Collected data
==================================================
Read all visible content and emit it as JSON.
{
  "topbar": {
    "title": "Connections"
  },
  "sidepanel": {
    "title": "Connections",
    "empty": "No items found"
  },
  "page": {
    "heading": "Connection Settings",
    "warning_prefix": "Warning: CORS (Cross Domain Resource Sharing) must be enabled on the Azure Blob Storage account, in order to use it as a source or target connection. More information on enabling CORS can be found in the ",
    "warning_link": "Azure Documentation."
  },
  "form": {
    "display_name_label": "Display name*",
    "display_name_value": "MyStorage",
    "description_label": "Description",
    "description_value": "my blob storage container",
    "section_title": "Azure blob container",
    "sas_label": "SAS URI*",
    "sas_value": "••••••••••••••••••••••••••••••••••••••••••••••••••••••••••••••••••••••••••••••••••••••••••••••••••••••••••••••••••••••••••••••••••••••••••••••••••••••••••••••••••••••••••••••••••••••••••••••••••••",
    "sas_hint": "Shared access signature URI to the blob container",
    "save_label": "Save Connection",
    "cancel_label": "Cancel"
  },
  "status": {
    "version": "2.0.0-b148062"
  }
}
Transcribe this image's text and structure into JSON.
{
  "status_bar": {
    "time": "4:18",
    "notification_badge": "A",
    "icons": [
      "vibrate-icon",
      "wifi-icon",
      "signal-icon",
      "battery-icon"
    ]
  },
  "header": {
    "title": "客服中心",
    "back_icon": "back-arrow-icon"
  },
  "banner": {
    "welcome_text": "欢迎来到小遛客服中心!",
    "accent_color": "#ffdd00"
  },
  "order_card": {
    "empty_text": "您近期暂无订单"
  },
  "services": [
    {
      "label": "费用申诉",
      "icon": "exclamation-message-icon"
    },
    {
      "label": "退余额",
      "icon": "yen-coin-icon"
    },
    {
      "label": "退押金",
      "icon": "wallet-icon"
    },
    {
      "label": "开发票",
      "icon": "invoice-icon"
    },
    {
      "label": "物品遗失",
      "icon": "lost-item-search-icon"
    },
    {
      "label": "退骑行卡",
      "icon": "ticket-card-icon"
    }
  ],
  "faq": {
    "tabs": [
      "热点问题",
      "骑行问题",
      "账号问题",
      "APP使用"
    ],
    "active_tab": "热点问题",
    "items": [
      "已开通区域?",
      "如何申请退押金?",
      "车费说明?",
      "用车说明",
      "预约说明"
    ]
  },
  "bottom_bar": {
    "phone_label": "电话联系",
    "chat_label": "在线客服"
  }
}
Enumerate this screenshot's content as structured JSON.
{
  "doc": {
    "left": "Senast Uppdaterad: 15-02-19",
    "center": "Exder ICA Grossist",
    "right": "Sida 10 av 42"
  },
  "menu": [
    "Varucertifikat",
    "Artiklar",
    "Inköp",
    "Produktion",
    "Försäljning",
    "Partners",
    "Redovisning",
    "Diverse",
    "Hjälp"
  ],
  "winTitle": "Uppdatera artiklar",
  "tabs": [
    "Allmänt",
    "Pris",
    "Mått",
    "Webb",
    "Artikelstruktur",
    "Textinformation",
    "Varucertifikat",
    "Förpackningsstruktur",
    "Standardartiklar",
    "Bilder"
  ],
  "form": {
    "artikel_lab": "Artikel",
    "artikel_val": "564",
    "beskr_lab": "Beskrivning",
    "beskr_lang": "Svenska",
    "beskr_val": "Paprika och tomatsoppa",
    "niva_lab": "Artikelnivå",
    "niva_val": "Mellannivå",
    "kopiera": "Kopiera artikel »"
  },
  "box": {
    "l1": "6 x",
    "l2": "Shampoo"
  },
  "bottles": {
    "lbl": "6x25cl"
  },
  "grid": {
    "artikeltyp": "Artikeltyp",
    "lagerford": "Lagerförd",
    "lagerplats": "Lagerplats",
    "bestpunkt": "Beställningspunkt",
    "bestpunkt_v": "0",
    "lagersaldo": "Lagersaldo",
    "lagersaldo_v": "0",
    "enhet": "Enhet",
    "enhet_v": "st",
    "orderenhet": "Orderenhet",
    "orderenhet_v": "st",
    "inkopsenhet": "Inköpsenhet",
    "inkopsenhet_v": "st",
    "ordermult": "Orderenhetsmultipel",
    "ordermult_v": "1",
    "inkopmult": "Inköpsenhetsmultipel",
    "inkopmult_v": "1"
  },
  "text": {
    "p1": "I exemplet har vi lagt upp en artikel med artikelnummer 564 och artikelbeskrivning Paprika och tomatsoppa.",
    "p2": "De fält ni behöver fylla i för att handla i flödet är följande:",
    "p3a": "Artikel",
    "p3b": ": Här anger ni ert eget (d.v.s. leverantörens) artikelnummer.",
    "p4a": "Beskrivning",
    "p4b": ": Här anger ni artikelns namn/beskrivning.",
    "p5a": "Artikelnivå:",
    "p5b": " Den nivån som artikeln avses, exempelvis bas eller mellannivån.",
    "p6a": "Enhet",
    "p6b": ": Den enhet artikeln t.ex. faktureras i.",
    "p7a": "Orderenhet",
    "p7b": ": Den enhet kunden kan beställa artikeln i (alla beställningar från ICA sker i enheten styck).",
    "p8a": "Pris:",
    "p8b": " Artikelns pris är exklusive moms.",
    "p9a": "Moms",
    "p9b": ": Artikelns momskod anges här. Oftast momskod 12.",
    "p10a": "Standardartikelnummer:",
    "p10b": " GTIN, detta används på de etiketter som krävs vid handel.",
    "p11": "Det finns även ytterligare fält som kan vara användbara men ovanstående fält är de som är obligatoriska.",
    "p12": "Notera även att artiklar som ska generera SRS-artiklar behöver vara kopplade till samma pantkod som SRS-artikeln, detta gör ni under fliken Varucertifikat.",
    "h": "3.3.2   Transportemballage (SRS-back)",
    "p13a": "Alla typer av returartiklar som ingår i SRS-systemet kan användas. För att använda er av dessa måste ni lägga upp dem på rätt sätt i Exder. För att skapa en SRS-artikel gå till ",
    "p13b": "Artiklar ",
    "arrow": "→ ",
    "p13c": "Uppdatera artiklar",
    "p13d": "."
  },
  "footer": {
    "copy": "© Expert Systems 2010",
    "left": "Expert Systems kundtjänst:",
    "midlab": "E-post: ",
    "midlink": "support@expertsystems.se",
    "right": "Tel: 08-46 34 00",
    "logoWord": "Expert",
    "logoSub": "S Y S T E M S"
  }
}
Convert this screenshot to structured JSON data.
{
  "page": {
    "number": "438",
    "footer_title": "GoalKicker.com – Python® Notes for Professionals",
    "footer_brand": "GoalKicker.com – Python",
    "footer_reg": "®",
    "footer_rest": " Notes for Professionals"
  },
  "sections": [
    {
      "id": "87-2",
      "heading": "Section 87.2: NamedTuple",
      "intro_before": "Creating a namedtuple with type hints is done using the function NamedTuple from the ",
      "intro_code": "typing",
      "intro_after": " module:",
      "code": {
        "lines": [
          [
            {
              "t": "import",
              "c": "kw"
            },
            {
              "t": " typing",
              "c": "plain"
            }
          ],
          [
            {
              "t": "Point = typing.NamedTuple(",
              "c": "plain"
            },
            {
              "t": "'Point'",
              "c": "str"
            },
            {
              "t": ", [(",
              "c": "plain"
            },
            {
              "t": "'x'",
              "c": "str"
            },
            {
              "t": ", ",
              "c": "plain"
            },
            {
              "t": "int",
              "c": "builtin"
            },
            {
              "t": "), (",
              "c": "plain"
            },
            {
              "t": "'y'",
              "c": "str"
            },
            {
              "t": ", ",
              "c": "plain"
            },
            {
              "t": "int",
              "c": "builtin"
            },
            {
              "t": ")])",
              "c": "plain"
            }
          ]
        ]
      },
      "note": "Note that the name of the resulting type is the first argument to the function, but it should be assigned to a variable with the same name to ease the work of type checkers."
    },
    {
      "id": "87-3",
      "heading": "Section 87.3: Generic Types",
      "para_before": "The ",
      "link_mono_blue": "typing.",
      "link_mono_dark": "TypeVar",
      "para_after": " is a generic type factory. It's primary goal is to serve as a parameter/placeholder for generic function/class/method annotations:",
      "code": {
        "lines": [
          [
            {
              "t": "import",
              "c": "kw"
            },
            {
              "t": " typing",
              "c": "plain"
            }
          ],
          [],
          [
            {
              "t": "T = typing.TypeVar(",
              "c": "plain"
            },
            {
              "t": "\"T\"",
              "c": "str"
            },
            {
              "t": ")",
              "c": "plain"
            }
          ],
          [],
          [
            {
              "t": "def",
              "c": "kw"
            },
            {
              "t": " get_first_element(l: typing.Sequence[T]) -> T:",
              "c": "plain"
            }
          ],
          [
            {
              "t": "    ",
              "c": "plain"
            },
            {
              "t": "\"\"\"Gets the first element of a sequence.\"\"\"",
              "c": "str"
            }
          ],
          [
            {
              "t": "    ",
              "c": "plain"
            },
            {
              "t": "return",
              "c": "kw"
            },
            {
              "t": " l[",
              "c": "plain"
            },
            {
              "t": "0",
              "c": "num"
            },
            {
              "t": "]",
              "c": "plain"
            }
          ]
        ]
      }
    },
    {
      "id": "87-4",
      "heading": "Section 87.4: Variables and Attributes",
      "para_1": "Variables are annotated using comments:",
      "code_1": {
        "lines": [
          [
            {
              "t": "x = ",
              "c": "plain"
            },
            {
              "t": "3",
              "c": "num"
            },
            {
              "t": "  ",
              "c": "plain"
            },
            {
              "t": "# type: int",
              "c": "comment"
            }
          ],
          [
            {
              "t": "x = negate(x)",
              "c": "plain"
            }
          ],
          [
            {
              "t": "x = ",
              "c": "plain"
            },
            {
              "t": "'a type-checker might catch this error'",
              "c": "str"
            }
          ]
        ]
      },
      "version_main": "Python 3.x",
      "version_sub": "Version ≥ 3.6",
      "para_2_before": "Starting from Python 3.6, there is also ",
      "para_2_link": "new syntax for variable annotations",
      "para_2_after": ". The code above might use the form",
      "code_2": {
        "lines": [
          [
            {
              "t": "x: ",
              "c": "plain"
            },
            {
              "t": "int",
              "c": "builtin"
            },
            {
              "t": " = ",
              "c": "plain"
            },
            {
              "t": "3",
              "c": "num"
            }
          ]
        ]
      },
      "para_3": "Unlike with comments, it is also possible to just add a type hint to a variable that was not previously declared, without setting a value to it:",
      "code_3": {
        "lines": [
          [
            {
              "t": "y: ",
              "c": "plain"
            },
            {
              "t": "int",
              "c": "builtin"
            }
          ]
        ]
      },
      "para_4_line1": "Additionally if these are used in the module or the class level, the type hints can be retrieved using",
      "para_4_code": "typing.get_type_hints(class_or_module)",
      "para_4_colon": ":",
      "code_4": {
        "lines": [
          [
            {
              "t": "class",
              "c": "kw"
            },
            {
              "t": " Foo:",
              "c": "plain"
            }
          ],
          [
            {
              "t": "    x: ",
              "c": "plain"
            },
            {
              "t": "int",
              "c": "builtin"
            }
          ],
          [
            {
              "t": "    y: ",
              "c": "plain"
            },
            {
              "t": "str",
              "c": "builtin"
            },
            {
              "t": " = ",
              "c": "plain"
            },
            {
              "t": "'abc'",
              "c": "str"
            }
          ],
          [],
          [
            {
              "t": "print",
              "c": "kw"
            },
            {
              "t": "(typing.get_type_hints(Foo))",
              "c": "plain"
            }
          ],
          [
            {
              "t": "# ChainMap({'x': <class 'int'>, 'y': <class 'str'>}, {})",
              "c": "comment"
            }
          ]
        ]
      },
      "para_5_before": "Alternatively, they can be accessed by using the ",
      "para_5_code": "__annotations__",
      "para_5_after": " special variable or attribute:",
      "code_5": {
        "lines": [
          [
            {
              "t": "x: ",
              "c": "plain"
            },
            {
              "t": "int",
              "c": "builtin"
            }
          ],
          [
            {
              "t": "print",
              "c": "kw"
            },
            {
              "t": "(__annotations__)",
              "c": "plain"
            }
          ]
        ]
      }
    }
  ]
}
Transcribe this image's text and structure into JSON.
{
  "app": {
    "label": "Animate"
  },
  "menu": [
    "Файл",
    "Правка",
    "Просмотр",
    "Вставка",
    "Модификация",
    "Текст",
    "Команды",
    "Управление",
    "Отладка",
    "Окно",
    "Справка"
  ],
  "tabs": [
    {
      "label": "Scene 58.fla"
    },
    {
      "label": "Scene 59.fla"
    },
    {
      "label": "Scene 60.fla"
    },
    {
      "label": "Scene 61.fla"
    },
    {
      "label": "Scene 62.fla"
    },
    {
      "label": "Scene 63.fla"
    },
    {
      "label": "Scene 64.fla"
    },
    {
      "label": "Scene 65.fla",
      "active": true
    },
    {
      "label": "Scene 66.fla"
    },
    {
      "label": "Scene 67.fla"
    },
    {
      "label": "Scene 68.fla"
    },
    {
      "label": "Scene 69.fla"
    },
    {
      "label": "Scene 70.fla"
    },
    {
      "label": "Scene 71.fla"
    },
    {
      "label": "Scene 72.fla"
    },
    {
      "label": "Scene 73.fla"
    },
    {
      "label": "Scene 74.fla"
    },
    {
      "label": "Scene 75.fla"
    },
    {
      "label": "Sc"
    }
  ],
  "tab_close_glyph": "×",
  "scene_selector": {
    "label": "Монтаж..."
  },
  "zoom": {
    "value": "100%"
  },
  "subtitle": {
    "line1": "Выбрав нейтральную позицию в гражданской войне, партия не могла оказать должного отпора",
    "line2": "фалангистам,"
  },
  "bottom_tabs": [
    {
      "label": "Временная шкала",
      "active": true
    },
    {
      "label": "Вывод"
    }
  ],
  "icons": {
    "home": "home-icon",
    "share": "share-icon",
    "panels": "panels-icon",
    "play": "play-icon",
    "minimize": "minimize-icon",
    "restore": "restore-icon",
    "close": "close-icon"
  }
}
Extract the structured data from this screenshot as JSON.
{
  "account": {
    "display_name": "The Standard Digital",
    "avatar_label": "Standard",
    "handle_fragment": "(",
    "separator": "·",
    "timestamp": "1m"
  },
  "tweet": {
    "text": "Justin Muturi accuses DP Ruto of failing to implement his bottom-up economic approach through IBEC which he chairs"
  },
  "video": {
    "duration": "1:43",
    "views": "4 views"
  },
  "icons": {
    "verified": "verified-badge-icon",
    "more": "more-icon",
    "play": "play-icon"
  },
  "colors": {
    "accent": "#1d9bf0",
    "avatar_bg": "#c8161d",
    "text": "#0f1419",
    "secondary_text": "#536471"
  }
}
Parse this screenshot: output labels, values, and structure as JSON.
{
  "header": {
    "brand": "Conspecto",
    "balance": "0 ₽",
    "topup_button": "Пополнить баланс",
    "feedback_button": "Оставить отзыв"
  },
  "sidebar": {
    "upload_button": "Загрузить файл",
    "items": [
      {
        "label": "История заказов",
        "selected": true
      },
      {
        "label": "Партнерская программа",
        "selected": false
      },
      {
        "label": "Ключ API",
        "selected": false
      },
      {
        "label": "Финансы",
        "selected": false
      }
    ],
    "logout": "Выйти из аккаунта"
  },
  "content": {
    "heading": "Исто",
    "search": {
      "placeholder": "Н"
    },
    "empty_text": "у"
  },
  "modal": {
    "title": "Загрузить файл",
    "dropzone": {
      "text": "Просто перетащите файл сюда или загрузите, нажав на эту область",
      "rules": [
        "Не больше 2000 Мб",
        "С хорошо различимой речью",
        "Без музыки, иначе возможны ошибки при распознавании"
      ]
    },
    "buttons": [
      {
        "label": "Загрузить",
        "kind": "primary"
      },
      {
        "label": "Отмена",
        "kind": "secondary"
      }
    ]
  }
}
==================================================
[Exercise description]
Across the data, tally the lines containing "that" and give back the number alone.

[Exercise solution]
2